(Stored entries)
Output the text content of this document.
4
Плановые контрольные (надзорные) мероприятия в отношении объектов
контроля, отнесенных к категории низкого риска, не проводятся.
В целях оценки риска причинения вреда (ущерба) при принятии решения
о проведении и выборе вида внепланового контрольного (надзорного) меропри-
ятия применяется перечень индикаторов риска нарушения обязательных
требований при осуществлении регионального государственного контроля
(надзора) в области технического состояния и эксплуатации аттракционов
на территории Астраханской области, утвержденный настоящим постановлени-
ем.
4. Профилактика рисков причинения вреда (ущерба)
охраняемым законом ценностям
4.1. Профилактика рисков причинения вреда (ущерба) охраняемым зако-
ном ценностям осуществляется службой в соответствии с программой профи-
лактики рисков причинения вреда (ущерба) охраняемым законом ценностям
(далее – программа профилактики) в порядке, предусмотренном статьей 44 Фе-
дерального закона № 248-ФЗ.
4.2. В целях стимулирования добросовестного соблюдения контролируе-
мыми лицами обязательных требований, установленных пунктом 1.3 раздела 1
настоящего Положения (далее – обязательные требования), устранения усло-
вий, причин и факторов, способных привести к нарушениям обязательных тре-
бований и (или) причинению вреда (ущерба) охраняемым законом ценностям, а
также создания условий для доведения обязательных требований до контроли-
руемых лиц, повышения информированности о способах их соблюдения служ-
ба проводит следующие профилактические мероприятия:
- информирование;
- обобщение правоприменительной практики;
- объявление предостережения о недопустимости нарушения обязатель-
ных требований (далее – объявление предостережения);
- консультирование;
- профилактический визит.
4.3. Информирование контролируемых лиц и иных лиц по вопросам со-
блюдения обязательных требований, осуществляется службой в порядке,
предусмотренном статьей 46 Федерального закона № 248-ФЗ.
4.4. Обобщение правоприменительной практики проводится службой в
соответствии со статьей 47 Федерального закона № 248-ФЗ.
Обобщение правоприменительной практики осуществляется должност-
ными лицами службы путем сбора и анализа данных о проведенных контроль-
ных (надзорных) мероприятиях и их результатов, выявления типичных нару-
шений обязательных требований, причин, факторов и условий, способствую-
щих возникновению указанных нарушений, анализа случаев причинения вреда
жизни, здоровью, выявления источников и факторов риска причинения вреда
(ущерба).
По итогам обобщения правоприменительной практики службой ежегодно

STATED PROBLEM.
Pull out and copy each line containing the string "обязательных".

ANSWER.
ятия применяется перечень индикаторов риска нарушения обязательных
мыми лицами обязательных требований, установленных пунктом 1.3 раздела 1
вий, причин и факторов, способных привести к нарушениям обязательных тре-
также создания условий для доведения обязательных требований до контроли-
блюдения обязательных требований, осуществляется службой в порядке,
шений обязательных требований, причин, факторов и условий, способствую-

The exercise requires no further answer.